Task description> Omit all pictures. Copy exactly the lines from the line containing "Read all visible content and emit it as JSON." to the end of the listing, with both ends included.

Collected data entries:
** begin **

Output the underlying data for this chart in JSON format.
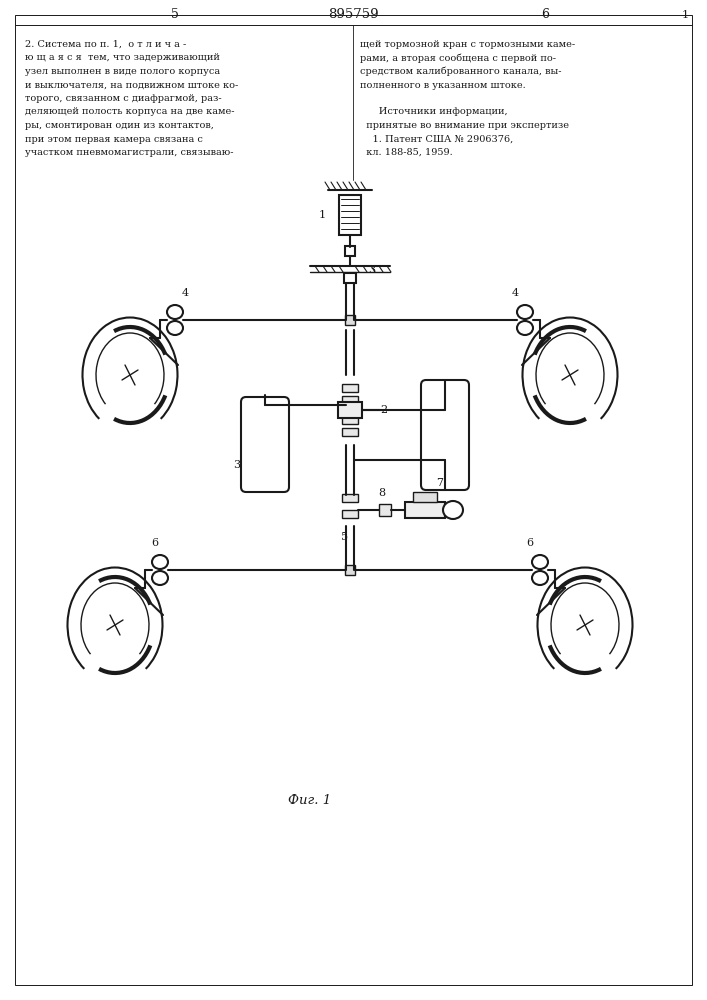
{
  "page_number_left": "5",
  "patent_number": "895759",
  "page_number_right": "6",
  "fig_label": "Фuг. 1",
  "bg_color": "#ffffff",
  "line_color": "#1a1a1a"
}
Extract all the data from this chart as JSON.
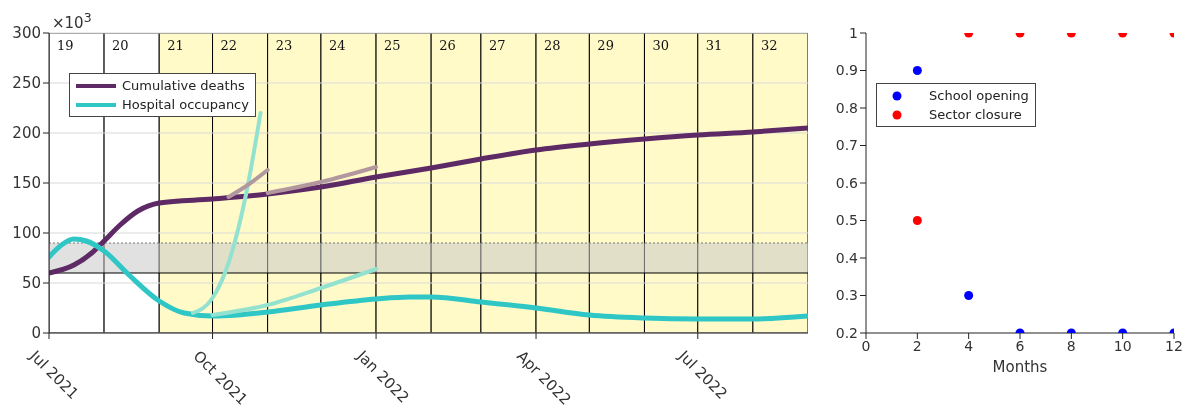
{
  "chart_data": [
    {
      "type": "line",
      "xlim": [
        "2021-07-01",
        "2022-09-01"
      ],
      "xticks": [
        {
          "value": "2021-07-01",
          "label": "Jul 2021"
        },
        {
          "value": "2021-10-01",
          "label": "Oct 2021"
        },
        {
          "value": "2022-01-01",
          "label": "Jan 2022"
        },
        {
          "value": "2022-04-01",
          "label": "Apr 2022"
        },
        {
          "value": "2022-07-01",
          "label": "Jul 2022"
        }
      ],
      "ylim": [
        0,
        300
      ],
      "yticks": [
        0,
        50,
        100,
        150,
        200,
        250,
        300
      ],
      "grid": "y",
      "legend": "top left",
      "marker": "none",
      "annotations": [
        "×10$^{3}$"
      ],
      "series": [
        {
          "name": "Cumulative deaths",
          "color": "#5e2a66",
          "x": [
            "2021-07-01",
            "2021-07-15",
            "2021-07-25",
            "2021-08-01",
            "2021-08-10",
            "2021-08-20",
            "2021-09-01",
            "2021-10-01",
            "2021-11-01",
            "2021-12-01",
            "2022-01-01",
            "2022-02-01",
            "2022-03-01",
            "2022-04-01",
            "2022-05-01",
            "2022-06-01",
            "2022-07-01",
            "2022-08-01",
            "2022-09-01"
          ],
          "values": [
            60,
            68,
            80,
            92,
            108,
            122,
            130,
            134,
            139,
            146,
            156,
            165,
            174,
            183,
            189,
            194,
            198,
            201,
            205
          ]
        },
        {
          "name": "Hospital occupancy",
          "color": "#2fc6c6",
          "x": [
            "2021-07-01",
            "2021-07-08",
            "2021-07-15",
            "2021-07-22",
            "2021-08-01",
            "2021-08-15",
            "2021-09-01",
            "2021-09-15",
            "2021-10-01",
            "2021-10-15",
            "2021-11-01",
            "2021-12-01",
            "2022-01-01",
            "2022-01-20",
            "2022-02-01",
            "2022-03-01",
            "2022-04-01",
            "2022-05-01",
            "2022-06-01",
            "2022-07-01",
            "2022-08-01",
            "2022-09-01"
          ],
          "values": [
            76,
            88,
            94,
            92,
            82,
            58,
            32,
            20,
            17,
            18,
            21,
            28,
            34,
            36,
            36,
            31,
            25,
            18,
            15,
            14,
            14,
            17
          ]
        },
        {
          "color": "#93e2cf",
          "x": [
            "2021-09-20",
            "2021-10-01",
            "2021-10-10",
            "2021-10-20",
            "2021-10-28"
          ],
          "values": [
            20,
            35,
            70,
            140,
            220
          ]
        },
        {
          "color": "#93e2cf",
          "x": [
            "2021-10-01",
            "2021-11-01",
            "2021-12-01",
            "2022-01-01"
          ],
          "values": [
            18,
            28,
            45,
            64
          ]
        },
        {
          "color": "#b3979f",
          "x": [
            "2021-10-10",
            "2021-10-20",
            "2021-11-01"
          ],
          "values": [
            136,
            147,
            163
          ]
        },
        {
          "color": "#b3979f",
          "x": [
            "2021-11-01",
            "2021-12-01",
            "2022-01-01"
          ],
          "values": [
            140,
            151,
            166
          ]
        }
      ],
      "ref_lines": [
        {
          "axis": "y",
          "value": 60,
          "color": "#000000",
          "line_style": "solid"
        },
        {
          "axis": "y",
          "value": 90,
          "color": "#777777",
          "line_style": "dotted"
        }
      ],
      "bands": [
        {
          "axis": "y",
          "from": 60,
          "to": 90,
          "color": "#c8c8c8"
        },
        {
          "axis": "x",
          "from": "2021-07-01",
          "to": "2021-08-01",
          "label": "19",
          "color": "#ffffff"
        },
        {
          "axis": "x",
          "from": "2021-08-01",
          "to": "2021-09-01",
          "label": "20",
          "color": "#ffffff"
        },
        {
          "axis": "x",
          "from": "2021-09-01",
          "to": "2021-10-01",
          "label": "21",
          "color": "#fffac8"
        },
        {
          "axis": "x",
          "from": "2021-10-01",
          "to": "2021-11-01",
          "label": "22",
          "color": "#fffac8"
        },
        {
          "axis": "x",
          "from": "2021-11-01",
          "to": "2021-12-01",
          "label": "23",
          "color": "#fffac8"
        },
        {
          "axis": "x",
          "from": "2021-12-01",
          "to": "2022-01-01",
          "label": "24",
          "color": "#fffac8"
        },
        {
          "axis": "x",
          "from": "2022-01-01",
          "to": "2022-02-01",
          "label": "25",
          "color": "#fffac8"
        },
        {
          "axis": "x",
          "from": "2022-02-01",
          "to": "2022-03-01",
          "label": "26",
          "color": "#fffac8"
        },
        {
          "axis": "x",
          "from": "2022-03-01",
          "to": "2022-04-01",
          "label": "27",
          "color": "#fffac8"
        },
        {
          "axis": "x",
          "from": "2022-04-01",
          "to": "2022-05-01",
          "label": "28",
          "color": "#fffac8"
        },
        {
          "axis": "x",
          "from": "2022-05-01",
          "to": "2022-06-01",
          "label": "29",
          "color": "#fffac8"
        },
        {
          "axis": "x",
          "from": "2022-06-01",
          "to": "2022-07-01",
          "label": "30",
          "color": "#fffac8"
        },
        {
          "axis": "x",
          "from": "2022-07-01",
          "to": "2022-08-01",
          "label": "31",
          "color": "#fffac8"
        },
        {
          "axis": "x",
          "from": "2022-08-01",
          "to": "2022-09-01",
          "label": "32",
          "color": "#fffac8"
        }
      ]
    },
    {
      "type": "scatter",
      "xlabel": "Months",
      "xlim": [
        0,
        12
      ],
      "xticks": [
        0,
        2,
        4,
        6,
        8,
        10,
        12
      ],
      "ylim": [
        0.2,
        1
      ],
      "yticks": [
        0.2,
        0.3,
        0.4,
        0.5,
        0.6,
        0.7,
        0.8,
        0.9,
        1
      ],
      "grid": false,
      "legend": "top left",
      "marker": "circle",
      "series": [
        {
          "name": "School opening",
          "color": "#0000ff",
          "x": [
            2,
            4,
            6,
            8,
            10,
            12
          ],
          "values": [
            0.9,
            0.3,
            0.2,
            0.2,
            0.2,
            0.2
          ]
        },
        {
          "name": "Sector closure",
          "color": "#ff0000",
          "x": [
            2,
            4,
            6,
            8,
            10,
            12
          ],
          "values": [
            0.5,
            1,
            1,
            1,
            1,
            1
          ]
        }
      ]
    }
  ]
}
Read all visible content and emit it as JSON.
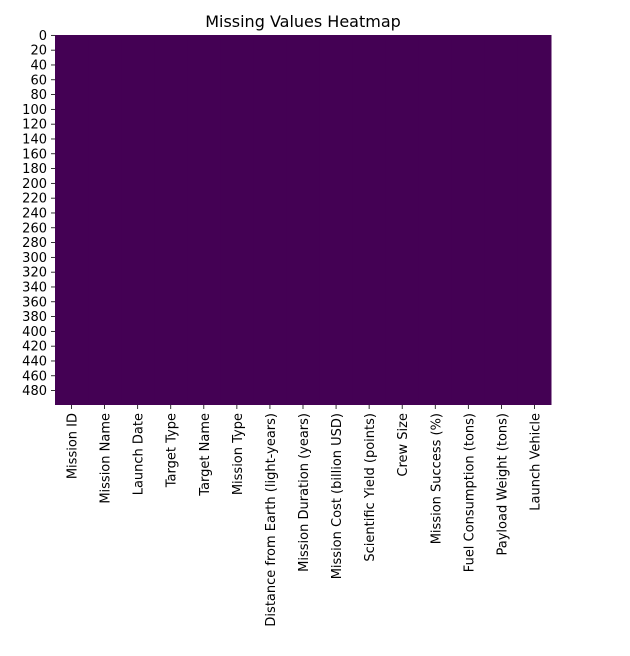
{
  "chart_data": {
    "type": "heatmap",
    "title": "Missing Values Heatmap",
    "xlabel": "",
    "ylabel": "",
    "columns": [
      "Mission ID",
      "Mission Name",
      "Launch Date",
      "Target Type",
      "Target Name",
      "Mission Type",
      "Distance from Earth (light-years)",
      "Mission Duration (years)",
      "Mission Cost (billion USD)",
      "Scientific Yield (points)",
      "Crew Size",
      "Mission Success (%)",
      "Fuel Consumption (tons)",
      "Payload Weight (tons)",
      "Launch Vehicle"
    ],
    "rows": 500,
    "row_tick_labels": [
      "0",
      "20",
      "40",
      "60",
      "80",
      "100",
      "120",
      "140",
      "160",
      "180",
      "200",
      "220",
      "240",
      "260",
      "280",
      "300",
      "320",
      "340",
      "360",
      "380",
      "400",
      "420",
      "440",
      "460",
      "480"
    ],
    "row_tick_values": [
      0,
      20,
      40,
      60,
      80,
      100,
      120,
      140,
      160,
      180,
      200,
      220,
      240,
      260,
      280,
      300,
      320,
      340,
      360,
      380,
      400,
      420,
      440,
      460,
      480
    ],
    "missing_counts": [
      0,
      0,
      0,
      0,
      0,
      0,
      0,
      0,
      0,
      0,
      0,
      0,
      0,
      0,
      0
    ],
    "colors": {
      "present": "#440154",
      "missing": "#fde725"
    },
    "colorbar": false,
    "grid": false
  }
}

** end **

Task solution>
Read all visible content and emit it as JSON.
{
  "chart_data": {
    "type": "heatmap",
    "title": "Missing Values Heatmap",
    "xlabel": "",
    "ylabel": "",
    "columns": [
      "Mission ID",
      "Mission Name",
      "Launch Date",
      "Target Type",
      "Target Name",
      "Mission Type",
      "Distance from Earth (light-years)",
      "Mission Duration (years)",
      "Mission Cost (billion USD)",
      "Scientific Yield (points)",
      "Crew Size",
      "Mission Success (%)",
      "Fuel Consumption (tons)",
      "Payload Weight (tons)",
      "Launch Vehicle"
    ],
    "rows": 500,
    "row_tick_labels": [
      "0",
      "20",
      "40",
      "60",
      "80",
      "100",
      "120",
      "140",
      "160",
      "180",
      "200",
      "220",
      "240",
      "260",
      "280",
      "300",
      "320",
      "340",
      "360",
      "380",
      "400",
      "420",
      "440",
      "460",
      "480"
    ],
    "row_tick_values": [
      0,
      20,
      40,
      60,
      80,
      100,
      120,
      140,
      160,
      180,
      200,
      220,
      240,
      260,
      280,
      300,
      320,
      340,
      360,
      380,
      400,
      420,
      440,
      460,
      480
    ],
    "missing_counts": [
      0,
      0,
      0,
      0,
      0,
      0,
      0,
      0,
      0,
      0,
      0,
      0,
      0,
      0,
      0
    ],
    "colors": {
      "present": "#440154",
      "missing": "#fde725"
    },
    "colorbar": false,
    "grid": false
  }
}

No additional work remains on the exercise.